Output every entry exactly as given.

──────── Data records

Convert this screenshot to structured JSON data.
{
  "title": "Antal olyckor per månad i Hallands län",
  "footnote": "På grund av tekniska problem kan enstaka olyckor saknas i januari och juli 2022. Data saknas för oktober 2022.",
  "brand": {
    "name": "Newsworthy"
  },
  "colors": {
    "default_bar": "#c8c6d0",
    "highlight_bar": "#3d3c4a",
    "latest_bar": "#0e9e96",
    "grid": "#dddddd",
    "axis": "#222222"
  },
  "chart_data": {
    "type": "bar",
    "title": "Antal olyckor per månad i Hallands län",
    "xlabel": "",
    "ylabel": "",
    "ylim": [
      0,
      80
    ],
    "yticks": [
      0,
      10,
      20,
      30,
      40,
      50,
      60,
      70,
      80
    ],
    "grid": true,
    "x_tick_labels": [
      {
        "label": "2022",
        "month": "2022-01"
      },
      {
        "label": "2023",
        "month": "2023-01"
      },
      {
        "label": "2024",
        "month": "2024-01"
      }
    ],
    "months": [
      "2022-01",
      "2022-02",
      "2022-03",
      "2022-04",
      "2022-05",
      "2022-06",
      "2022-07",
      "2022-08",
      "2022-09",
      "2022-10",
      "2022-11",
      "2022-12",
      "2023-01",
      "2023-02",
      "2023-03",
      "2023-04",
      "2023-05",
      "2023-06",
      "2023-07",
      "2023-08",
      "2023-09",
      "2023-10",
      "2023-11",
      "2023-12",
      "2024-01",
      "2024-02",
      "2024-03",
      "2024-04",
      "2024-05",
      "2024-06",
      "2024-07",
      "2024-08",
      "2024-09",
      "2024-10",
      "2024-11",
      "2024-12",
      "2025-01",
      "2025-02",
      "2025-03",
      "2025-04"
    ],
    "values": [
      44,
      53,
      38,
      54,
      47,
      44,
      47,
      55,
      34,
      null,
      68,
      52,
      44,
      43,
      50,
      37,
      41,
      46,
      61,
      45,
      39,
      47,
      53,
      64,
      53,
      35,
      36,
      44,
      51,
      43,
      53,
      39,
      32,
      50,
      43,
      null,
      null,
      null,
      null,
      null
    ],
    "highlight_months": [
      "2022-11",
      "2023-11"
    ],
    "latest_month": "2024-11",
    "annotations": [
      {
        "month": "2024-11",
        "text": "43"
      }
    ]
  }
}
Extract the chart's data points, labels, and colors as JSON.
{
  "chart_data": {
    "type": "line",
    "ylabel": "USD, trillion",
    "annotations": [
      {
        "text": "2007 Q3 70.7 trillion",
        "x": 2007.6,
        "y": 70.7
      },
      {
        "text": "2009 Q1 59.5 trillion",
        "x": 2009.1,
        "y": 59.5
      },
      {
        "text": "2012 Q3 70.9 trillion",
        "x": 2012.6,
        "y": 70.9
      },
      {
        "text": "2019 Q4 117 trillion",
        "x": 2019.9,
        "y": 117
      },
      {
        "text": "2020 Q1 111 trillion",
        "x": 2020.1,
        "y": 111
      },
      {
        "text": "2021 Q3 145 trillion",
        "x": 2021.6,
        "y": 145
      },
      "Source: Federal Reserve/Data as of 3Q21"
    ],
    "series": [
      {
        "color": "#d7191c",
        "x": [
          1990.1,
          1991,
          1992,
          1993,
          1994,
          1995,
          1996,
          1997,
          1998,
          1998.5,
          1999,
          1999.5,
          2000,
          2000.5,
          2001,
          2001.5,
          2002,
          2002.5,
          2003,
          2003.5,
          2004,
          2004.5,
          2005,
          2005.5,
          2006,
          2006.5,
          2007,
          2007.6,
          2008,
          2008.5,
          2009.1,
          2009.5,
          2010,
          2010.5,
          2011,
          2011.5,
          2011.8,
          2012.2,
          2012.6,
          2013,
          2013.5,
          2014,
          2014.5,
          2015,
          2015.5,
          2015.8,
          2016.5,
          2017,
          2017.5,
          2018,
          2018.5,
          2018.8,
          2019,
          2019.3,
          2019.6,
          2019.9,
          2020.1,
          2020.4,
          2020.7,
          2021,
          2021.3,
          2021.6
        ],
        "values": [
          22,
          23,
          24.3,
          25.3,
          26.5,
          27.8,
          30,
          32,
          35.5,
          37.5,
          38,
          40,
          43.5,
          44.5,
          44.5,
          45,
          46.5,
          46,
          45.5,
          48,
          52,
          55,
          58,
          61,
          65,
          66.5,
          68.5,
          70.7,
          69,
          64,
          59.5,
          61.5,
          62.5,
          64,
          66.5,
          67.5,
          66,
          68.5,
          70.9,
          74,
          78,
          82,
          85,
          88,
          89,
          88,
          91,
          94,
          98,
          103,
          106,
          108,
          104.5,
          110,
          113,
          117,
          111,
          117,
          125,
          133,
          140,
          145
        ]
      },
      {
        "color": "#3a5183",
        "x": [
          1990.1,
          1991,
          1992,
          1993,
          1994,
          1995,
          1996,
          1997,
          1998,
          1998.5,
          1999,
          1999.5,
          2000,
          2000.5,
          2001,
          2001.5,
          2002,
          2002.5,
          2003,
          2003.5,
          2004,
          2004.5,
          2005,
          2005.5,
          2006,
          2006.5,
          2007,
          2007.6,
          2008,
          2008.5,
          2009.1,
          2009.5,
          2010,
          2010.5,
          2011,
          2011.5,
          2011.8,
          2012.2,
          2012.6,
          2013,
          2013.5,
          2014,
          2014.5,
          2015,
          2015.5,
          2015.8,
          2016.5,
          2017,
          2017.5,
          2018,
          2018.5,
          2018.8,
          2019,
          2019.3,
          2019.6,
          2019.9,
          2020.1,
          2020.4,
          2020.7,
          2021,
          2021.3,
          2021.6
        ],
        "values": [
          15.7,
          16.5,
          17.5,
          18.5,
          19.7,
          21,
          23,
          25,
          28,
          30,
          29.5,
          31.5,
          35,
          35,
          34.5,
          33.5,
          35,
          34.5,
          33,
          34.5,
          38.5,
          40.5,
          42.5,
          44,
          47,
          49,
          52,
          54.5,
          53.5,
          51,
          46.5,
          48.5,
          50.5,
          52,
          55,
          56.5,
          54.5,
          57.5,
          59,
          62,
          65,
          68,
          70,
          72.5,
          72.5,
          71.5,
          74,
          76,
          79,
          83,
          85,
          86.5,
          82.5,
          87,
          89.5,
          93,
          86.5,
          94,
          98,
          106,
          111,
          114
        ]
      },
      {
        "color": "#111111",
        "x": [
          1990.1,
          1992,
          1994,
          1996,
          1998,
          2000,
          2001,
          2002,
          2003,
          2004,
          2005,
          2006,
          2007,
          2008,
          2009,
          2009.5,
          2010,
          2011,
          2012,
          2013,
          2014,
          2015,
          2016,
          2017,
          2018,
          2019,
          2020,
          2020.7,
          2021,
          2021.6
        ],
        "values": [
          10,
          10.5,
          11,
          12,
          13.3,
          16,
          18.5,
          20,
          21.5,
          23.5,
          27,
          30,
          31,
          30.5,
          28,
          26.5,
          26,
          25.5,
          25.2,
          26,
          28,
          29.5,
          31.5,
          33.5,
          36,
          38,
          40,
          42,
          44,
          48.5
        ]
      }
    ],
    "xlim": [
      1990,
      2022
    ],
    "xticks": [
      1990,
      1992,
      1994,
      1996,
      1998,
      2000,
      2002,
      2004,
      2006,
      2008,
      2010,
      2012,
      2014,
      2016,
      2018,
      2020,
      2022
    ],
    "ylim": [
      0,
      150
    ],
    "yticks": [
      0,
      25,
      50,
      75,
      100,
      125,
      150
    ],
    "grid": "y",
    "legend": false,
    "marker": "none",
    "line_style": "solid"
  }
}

────────────────

Final result>
Convert this screenshot to structured JSON data.
{
  "title": "Antal olyckor per månad i Hallands län",
  "footnote": "På grund av tekniska problem kan enstaka olyckor saknas i januari och juli 2022. Data saknas för oktober 2022.",
  "brand": {
    "name": "Newsworthy"
  },
  "colors": {
    "default_bar": "#c8c6d0",
    "highlight_bar": "#3d3c4a",
    "latest_bar": "#0e9e96",
    "grid": "#dddddd",
    "axis": "#222222"
  },
  "chart_data": {
    "type": "bar",
    "title": "Antal olyckor per månad i Hallands län",
    "xlabel": "",
    "ylabel": "",
    "ylim": [
      0,
      80
    ],
    "yticks": [
      0,
      10,
      20,
      30,
      40,
      50,
      60,
      70,
      80
    ],
    "grid": true,
    "x_tick_labels": [
      {
        "label": "2022",
        "month": "2022-01"
      },
      {
        "label": "2023",
        "month": "2023-01"
      },
      {
        "label": "2024",
        "month": "2024-01"
      }
    ],
    "months": [
      "2022-01",
      "2022-02",
      "2022-03",
      "2022-04",
      "2022-05",
      "2022-06",
      "2022-07",
      "2022-08",
      "2022-09",
      "2022-10",
      "2022-11",
      "2022-12",
      "2023-01",
      "2023-02",
      "2023-03",
      "2023-04",
      "2023-05",
      "2023-06",
      "2023-07",
      "2023-08",
      "2023-09",
      "2023-10",
      "2023-11",
      "2023-12",
      "2024-01",
      "2024-02",
      "2024-03",
      "2024-04",
      "2024-05",
      "2024-06",
      "2024-07",
      "2024-08",
      "2024-09",
      "2024-10",
      "2024-11",
      "2024-12",
      "2025-01",
      "2025-02",
      "2025-03",
      "2025-04"
    ],
    "values": [
      44,
      53,
      38,
      54,
      47,
      44,
      47,
      55,
      34,
      null,
      68,
      52,
      44,
      43,
      50,
      37,
      41,
      46,
      61,
      45,
      39,
      47,
      53,
      64,
      53,
      35,
      36,
      44,
      51,
      43,
      53,
      39,
      32,
      50,
      43,
      null,
      null,
      null,
      null,
      null
    ],
    "highlight_months": [
      "2022-11",
      "2023-11"
    ],
    "latest_month": "2024-11",
    "annotations": [
      {
        "month": "2024-11",
        "text": "43"
      }
    ]
  }
}
Extract the chart's data points, labels, and colors as JSON.
{
  "chart_data": {
    "type": "line",
    "ylabel": "USD, trillion",
    "annotations": [
      {
        "text": "2007 Q3 70.7 trillion",
        "x": 2007.6,
        "y": 70.7
      },
      {
        "text": "2009 Q1 59.5 trillion",
        "x": 2009.1,
        "y": 59.5
      },
      {
        "text": "2012 Q3 70.9 trillion",
        "x": 2012.6,
        "y": 70.9
      },
      {
        "text": "2019 Q4 117 trillion",
        "x": 2019.9,
        "y": 117
      },
      {
        "text": "2020 Q1 111 trillion",
        "x": 2020.1,
        "y": 111
      },
      {
        "text": "2021 Q3 145 trillion",
        "x": 2021.6,
        "y": 145
      },
      "Source: Federal Reserve/Data as of 3Q21"
    ],
    "series": [
      {
        "color": "#d7191c",
        "x": [
          1990.1,
          1991,
          1992,
          1993,
          1994,
          1995,
          1996,
          1997,
          1998,
          1998.5,
          1999,
          1999.5,
          2000,
          2000.5,
          2001,
          2001.5,
          2002,
          2002.5,
          2003,
          2003.5,
          2004,
          2004.5,
          2005,
          2005.5,
          2006,
          2006.5,
          2007,
          2007.6,
          2008,
          2008.5,
          2009.1,
          2009.5,
          2010,
          2010.5,
          2011,
          2011.5,
          2011.8,
          2012.2,
          2012.6,
          2013,
          2013.5,
          2014,
          2014.5,
          2015,
          2015.5,
          2015.8,
          2016.5,
          2017,
          2017.5,
          2018,
          2018.5,
          2018.8,
          2019,
          2019.3,
          2019.6,
          2019.9,
          2020.1,
          2020.4,
          2020.7,
          2021,
          2021.3,
          2021.6
        ],
        "values": [
          22,
          23,
          24.3,
          25.3,
          26.5,
          27.8,
          30,
          32,
          35.5,
          37.5,
          38,
          40,
          43.5,
          44.5,
          44.5,
          45,
          46.5,
          46,
          45.5,
          48,
          52,
          55,
          58,
          61,
          65,
          66.5,
          68.5,
          70.7,
          69,
          64,
          59.5,
          61.5,
          62.5,
          64,
          66.5,
          67.5,
          66,
          68.5,
          70.9,
          74,
          78,
          82,
          85,
          88,
          89,
          88,
          91,
          94,
          98,
          103,
          106,
          108,
          104.5,
          110,
          113,
          117,
          111,
          117,
          125,
          133,
          140,
          145
        ]
      },
      {
        "color": "#3a5183",
        "x": [
          1990.1,
          1991,
          1992,
          1993,
          1994,
          1995,
          1996,
          1997,
          1998,
          1998.5,
          1999,
          1999.5,
          2000,
          2000.5,
          2001,
          2001.5,
          2002,
          2002.5,
          2003,
          2003.5,
          2004,
          2004.5,
          2005,
          2005.5,
          2006,
          2006.5,
          2007,
          2007.6,
          2008,
          2008.5,
          2009.1,
          2009.5,
          2010,
          2010.5,
          2011,
          2011.5,
          2011.8,
          2012.2,
          2012.6,
          2013,
          2013.5,
          2014,
          2014.5,
          2015,
          2015.5,
          2015.8,
          2016.5,
          2017,
          2017.5,
          2018,
          2018.5,
          2018.8,
          2019,
          2019.3,
          2019.6,
          2019.9,
          2020.1,
          2020.4,
          2020.7,
          2021,
          2021.3,
          2021.6
        ],
        "values": [
          15.7,
          16.5,
          17.5,
          18.5,
          19.7,
          21,
          23,
          25,
          28,
          30,
          29.5,
          31.5,
          35,
          35,
          34.5,
          33.5,
          35,
          34.5,
          33,
          34.5,
          38.5,
          40.5,
          42.5,
          44,
          47,
          49,
          52,
          54.5,
          53.5,
          51,
          46.5,
          48.5,
          50.5,
          52,
          55,
          56.5,
          54.5,
          57.5,
          59,
          62,
          65,
          68,
          70,
          72.5,
          72.5,
          71.5,
          74,
          76,
          79,
          83,
          85,
          86.5,
          82.5,
          87,
          89.5,
          93,
          86.5,
          94,
          98,
          106,
          111,
          114
        ]
      },
      {
        "color": "#111111",
        "x": [
          1990.1,
          1992,
          1994,
          1996,
          1998,
          2000,
          2001,
          2002,
          2003,
          2004,
          2005,
          2006,
          2007,
          2008,
          2009,
          2009.5,
          2010,
          2011,
          2012,
          2013,
          2014,
          2015,
          2016,
          2017,
          2018,
          2019,
          2020,
          2020.7,
          2021,
          2021.6
        ],
        "values": [
          10,
          10.5,
          11,
          12,
          13.3,
          16,
          18.5,
          20,
          21.5,
          23.5,
          27,
          30,
          31,
          30.5,
          28,
          26.5,
          26,
          25.5,
          25.2,
          26,
          28,
          29.5,
          31.5,
          33.5,
          36,
          38,
          40,
          42,
          44,
          48.5
        ]
      }
    ],
    "xlim": [
      1990,
      2022
    ],
    "xticks": [
      1990,
      1992,
      1994,
      1996,
      1998,
      2000,
      2002,
      2004,
      2006,
      2008,
      2010,
      2012,
      2014,
      2016,
      2018,
      2020,
      2022
    ],
    "ylim": [
      0,
      150
    ],
    "yticks": [
      0,
      25,
      50,
      75,
      100,
      125,
      150
    ],
    "grid": "y",
    "legend": false,
    "marker": "none",
    "line_style": "solid"
  }
}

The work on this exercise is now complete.